Aim of the task -> Look for "Gascogne" in the listing below. Gather each line that contains it.

BEGIN Source data

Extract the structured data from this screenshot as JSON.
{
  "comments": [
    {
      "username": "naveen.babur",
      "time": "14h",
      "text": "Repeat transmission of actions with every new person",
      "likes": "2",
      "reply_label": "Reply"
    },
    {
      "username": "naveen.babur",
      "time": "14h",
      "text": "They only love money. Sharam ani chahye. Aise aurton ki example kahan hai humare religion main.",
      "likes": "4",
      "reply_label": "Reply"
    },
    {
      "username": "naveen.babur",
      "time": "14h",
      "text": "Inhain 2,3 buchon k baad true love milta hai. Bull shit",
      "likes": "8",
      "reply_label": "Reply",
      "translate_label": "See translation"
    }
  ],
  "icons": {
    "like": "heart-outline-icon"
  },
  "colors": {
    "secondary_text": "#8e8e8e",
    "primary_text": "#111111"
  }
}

END Source data
BEGIN Source data

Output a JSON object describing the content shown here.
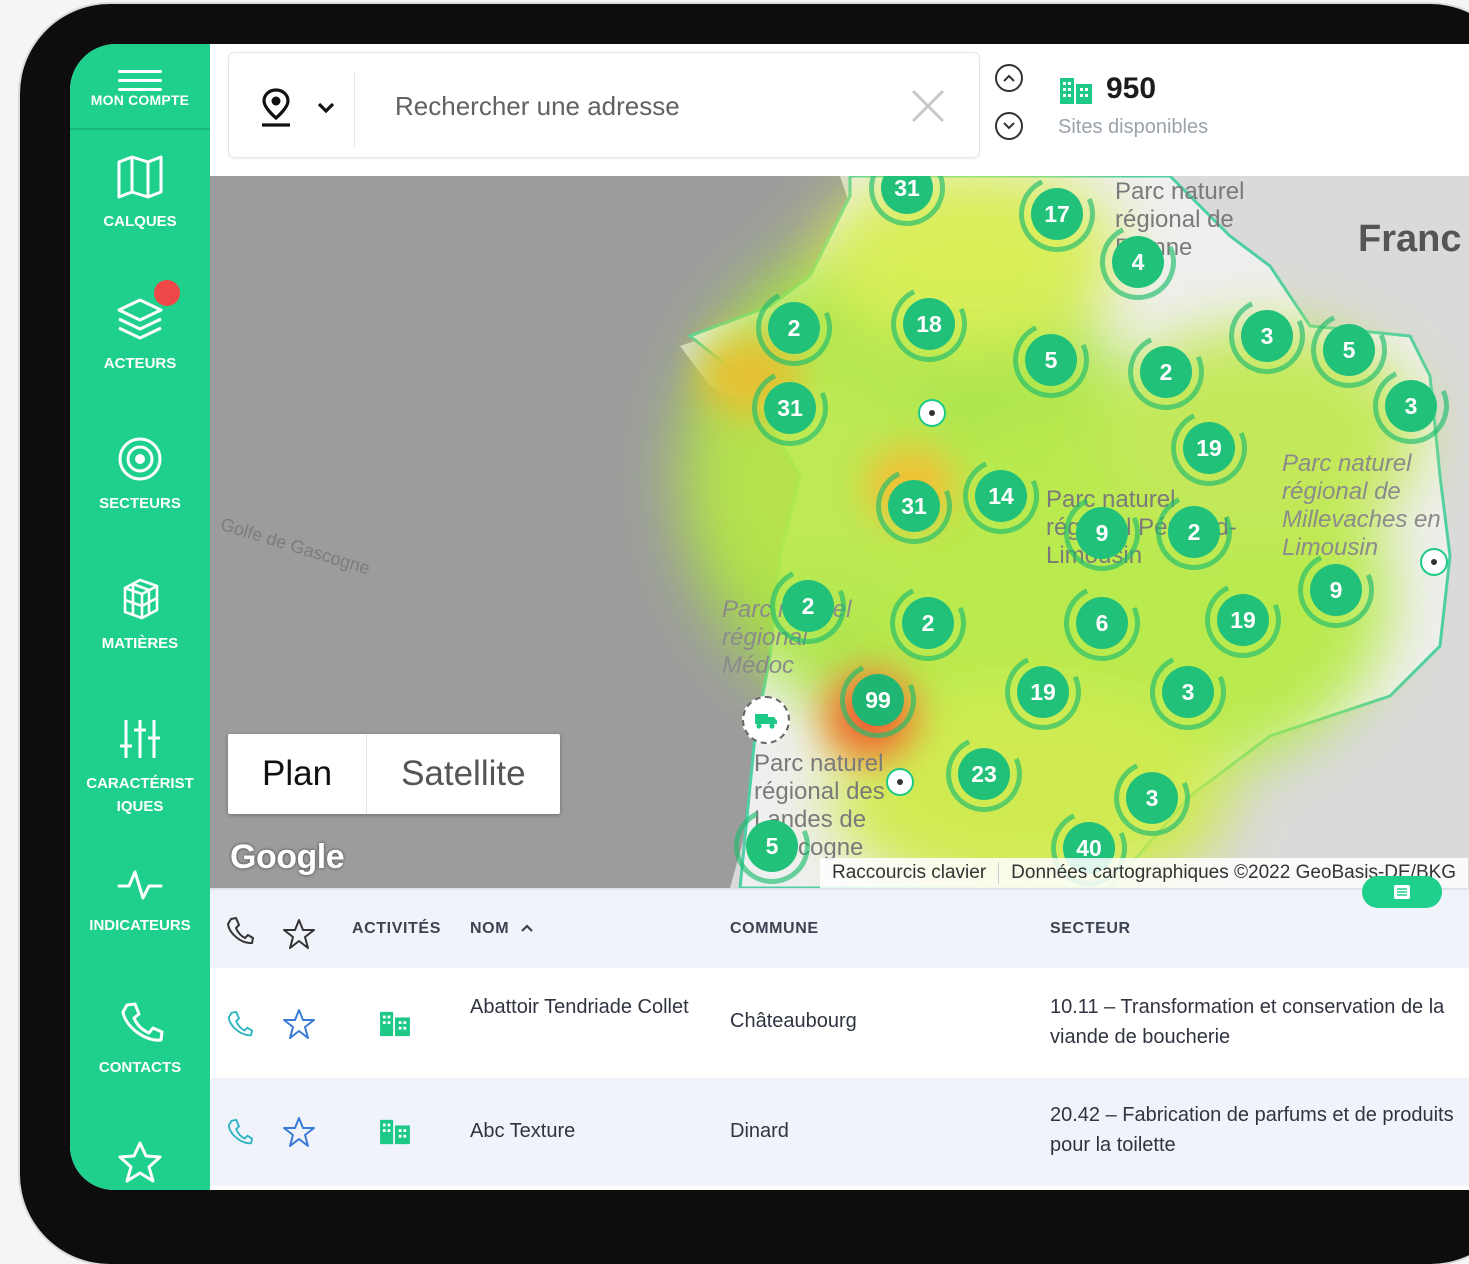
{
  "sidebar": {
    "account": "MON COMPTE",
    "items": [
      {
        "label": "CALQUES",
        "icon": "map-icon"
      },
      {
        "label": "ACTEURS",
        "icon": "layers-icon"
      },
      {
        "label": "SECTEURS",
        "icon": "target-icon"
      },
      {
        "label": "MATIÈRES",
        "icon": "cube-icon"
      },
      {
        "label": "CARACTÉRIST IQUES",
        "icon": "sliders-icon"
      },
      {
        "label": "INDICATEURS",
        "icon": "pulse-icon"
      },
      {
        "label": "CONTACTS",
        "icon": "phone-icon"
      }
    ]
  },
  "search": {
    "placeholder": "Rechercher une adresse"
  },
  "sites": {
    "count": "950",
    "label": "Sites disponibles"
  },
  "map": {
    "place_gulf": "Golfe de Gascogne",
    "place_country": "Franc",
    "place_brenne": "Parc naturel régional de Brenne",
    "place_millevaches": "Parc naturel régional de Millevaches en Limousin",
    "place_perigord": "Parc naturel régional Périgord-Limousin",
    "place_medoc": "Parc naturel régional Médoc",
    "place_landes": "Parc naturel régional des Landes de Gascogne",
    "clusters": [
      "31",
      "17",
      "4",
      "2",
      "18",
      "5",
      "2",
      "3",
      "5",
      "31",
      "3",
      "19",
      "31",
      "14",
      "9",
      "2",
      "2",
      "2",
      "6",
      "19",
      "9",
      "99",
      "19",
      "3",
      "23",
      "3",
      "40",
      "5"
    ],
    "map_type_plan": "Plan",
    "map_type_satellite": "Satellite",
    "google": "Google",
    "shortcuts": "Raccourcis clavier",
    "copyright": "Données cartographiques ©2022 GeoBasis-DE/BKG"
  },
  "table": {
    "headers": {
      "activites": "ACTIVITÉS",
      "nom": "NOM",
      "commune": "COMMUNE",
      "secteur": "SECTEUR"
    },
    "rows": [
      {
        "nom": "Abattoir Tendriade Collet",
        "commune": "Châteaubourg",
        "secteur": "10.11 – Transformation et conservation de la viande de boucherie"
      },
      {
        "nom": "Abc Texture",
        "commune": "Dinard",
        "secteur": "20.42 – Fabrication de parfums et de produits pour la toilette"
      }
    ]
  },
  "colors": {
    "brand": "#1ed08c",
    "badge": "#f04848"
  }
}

END Source data
BEGIN Source data

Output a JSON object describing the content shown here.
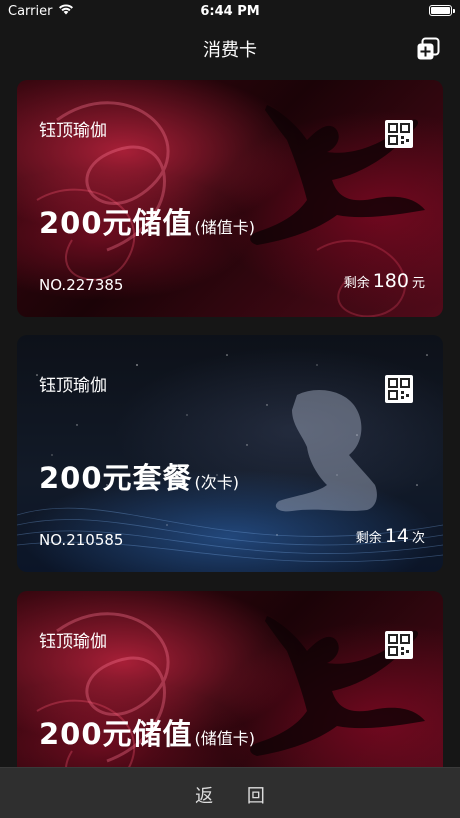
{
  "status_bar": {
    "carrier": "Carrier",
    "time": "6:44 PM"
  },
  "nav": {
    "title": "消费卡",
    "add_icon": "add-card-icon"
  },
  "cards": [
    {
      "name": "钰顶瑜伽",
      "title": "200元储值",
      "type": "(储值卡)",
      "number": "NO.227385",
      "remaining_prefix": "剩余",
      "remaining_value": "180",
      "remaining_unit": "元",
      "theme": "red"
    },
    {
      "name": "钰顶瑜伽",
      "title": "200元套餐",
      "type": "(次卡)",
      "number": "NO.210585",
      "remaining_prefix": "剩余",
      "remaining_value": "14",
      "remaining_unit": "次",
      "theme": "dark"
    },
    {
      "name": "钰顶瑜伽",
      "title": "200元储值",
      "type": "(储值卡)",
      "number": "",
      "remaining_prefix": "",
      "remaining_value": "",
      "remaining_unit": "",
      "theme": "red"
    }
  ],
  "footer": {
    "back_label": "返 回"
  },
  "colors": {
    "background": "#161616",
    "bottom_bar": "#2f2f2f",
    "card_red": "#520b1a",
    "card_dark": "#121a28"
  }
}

END Source data

Task solution ->
    "place_gulf": "Golfe de Gascogne",
    "place_landes": "Parc naturel régional des Landes de Gascogne",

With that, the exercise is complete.